▶ Directions
Would you transcribe the listing that follows, character for character, and omit its images?

▶ Dataset extract
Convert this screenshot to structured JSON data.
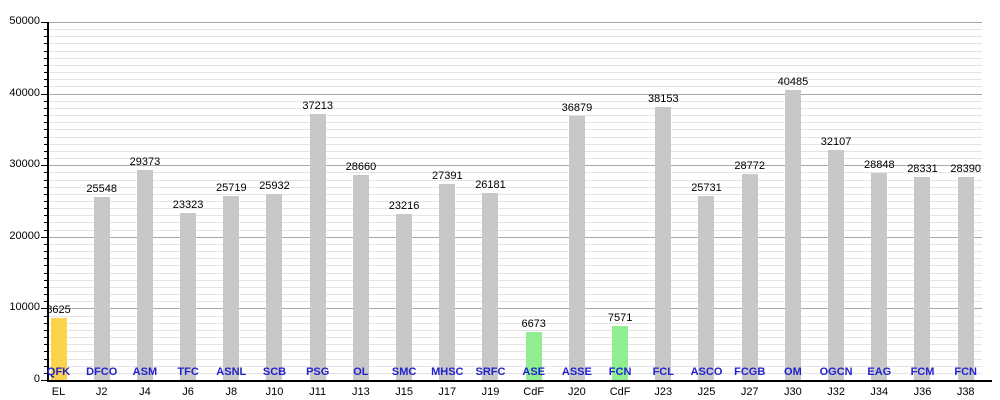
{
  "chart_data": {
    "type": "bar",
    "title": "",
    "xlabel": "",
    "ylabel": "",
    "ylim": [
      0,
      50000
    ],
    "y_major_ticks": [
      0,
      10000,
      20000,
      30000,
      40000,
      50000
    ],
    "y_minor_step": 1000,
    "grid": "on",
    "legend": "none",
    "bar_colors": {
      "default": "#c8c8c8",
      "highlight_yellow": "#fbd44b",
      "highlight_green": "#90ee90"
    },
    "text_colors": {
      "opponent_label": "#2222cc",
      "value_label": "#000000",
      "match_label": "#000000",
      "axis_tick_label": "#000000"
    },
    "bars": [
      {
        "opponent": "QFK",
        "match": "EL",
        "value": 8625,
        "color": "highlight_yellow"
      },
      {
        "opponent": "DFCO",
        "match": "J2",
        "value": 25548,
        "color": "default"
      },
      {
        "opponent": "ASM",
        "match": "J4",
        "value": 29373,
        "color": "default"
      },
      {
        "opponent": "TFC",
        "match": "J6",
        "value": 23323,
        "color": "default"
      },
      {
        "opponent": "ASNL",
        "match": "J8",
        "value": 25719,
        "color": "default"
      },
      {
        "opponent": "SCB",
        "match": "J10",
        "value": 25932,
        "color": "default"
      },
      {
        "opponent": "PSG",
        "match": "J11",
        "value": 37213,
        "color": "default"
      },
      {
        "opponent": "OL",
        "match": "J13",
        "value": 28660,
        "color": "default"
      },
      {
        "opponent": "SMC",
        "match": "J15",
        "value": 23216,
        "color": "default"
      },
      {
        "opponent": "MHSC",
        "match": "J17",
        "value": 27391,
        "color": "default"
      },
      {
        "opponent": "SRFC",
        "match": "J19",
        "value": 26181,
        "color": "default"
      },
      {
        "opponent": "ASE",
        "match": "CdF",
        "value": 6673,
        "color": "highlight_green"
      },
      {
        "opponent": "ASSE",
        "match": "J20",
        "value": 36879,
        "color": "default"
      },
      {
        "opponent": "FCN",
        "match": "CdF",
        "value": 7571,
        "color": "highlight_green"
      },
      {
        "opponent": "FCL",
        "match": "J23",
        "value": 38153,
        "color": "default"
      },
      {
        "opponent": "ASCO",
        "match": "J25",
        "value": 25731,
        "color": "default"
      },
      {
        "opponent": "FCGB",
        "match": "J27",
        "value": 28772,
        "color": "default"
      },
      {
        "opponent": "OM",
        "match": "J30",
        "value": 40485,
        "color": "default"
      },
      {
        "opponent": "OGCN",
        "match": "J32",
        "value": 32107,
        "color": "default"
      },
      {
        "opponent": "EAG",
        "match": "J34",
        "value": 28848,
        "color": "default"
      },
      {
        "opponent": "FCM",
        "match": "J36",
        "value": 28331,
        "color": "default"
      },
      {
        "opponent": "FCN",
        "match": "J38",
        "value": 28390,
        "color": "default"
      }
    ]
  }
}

▶ The reply
Convert this screenshot to structured JSON data.
{
  "chart_data": {
    "type": "bar",
    "title": "",
    "xlabel": "",
    "ylabel": "",
    "ylim": [
      0,
      50000
    ],
    "y_major_ticks": [
      0,
      10000,
      20000,
      30000,
      40000,
      50000
    ],
    "y_minor_step": 1000,
    "grid": "on",
    "legend": "none",
    "bar_colors": {
      "default": "#c8c8c8",
      "highlight_yellow": "#fbd44b",
      "highlight_green": "#90ee90"
    },
    "text_colors": {
      "opponent_label": "#2222cc",
      "value_label": "#000000",
      "match_label": "#000000",
      "axis_tick_label": "#000000"
    },
    "bars": [
      {
        "opponent": "QFK",
        "match": "EL",
        "value": 8625,
        "color": "highlight_yellow"
      },
      {
        "opponent": "DFCO",
        "match": "J2",
        "value": 25548,
        "color": "default"
      },
      {
        "opponent": "ASM",
        "match": "J4",
        "value": 29373,
        "color": "default"
      },
      {
        "opponent": "TFC",
        "match": "J6",
        "value": 23323,
        "color": "default"
      },
      {
        "opponent": "ASNL",
        "match": "J8",
        "value": 25719,
        "color": "default"
      },
      {
        "opponent": "SCB",
        "match": "J10",
        "value": 25932,
        "color": "default"
      },
      {
        "opponent": "PSG",
        "match": "J11",
        "value": 37213,
        "color": "default"
      },
      {
        "opponent": "OL",
        "match": "J13",
        "value": 28660,
        "color": "default"
      },
      {
        "opponent": "SMC",
        "match": "J15",
        "value": 23216,
        "color": "default"
      },
      {
        "opponent": "MHSC",
        "match": "J17",
        "value": 27391,
        "color": "default"
      },
      {
        "opponent": "SRFC",
        "match": "J19",
        "value": 26181,
        "color": "default"
      },
      {
        "opponent": "ASE",
        "match": "CdF",
        "value": 6673,
        "color": "highlight_green"
      },
      {
        "opponent": "ASSE",
        "match": "J20",
        "value": 36879,
        "color": "default"
      },
      {
        "opponent": "FCN",
        "match": "CdF",
        "value": 7571,
        "color": "highlight_green"
      },
      {
        "opponent": "FCL",
        "match": "J23",
        "value": 38153,
        "color": "default"
      },
      {
        "opponent": "ASCO",
        "match": "J25",
        "value": 25731,
        "color": "default"
      },
      {
        "opponent": "FCGB",
        "match": "J27",
        "value": 28772,
        "color": "default"
      },
      {
        "opponent": "OM",
        "match": "J30",
        "value": 40485,
        "color": "default"
      },
      {
        "opponent": "OGCN",
        "match": "J32",
        "value": 32107,
        "color": "default"
      },
      {
        "opponent": "EAG",
        "match": "J34",
        "value": 28848,
        "color": "default"
      },
      {
        "opponent": "FCM",
        "match": "J36",
        "value": 28331,
        "color": "default"
      },
      {
        "opponent": "FCN",
        "match": "J38",
        "value": 28390,
        "color": "default"
      }
    ]
  }
}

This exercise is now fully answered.